▶ _SHORT TASK_:
From the listing below, pull each line that includes "reward".

|---|

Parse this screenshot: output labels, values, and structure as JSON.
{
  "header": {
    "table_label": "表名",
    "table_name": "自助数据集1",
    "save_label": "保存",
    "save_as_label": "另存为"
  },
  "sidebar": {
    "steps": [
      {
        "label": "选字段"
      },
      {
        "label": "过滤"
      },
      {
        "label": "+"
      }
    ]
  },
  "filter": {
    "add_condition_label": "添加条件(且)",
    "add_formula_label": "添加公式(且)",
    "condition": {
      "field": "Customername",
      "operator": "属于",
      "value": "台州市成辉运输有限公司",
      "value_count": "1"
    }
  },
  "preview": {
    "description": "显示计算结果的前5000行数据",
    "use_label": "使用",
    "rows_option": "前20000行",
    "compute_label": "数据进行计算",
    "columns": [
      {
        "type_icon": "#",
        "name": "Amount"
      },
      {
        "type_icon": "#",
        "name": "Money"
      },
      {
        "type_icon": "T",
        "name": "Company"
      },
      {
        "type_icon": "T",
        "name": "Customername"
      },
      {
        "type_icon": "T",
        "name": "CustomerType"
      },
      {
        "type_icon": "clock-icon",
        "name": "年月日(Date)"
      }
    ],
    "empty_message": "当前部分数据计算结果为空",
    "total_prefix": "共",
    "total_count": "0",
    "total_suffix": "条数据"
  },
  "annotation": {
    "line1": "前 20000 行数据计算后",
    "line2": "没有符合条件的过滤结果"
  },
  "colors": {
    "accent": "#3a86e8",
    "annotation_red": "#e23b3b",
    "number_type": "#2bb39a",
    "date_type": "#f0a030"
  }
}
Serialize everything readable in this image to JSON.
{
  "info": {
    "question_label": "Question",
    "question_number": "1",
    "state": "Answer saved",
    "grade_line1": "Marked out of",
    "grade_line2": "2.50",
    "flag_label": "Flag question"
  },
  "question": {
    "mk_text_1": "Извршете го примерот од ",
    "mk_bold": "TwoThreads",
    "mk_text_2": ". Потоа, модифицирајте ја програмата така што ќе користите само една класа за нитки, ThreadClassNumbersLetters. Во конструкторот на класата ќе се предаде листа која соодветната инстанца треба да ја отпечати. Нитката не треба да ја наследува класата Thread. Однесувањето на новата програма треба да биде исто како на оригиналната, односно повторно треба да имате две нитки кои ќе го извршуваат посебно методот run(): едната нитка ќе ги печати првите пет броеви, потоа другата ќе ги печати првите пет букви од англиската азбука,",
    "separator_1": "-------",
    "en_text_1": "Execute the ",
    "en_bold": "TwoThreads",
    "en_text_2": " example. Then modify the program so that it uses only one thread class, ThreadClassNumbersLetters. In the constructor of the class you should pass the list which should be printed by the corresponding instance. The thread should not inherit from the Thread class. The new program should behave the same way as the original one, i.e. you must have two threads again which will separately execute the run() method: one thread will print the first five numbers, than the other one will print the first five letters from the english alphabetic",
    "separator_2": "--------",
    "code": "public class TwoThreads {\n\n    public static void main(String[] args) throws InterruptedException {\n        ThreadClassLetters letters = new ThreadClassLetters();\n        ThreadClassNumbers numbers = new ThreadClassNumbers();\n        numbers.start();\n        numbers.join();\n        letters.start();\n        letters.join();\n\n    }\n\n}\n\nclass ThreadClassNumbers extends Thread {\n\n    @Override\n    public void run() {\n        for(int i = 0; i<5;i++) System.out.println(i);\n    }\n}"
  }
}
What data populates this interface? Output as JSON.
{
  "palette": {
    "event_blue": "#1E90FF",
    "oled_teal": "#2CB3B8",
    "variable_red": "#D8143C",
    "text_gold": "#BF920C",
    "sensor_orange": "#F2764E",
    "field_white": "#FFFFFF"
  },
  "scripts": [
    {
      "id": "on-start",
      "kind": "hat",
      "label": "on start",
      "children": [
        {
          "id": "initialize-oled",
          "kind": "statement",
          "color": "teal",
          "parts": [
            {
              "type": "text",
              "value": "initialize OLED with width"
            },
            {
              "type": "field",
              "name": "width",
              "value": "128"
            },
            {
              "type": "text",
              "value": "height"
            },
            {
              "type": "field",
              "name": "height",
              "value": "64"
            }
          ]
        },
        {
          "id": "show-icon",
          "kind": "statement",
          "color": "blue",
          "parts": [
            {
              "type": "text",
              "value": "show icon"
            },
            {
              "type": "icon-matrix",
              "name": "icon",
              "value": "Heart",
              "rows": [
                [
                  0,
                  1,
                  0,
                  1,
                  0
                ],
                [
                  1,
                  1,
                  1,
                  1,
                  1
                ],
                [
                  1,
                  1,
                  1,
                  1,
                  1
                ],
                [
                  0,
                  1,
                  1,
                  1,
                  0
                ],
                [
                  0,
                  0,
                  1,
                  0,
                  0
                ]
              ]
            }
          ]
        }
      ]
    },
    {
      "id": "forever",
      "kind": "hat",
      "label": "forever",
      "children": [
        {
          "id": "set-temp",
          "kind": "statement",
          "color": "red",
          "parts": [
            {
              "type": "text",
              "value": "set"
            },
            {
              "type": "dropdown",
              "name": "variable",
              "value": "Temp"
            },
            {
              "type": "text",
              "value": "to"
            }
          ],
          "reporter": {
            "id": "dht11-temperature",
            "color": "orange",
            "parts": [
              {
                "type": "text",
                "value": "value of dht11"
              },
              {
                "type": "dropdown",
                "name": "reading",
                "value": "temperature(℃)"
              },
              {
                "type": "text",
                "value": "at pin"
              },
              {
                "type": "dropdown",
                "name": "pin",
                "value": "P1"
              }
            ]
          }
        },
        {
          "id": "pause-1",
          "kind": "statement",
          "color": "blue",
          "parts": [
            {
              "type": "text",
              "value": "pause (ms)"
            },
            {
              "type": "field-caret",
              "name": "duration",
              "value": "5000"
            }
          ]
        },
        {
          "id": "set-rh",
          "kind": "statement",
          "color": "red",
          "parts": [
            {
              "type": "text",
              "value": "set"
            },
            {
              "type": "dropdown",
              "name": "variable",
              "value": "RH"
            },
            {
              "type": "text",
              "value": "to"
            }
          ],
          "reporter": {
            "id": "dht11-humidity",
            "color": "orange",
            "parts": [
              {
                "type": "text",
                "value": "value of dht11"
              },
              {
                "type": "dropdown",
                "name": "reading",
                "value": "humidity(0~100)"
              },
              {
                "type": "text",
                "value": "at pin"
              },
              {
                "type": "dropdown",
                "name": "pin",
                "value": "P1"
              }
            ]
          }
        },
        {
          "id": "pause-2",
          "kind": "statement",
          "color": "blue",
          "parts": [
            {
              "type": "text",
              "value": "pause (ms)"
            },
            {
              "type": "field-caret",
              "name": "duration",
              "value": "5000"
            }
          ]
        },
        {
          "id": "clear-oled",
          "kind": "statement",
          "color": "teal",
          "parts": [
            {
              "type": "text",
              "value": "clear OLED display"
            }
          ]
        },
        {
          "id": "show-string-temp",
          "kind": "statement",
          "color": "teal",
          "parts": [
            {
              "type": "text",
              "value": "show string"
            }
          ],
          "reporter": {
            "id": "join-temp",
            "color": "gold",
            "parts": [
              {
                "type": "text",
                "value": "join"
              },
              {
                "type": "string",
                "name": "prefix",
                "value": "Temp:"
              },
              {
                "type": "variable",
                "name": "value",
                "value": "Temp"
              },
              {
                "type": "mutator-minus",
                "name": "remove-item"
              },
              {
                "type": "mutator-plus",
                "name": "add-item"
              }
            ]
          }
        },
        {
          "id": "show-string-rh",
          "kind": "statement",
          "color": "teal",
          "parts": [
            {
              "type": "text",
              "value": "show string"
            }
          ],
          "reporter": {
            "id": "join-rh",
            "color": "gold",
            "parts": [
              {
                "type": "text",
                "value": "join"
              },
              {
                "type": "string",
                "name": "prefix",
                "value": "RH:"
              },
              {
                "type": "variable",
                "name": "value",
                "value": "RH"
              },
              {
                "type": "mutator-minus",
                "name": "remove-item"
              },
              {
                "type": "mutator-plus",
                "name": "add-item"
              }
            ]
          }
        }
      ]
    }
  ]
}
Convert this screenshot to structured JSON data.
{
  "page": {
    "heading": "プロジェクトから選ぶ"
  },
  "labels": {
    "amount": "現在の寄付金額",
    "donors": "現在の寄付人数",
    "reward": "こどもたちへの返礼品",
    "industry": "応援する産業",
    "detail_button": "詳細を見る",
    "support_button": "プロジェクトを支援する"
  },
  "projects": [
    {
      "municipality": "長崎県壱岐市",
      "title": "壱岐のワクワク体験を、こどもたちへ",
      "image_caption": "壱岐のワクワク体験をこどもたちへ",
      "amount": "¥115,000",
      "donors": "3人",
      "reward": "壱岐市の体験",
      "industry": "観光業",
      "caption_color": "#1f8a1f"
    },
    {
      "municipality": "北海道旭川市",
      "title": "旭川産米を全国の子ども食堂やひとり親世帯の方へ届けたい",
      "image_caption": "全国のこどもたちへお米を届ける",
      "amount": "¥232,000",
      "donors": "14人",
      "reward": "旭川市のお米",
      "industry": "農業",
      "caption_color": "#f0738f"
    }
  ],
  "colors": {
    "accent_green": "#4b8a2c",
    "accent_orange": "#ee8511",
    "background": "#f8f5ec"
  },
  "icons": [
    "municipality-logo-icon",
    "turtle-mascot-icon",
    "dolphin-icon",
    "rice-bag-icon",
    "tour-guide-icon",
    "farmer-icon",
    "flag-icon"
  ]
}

|---|

▶ _EXERCISE RESULT_:
    "reward": "こどもたちへの返礼品",
      "reward": "壱岐市の体験",
      "reward": "旭川市のお米",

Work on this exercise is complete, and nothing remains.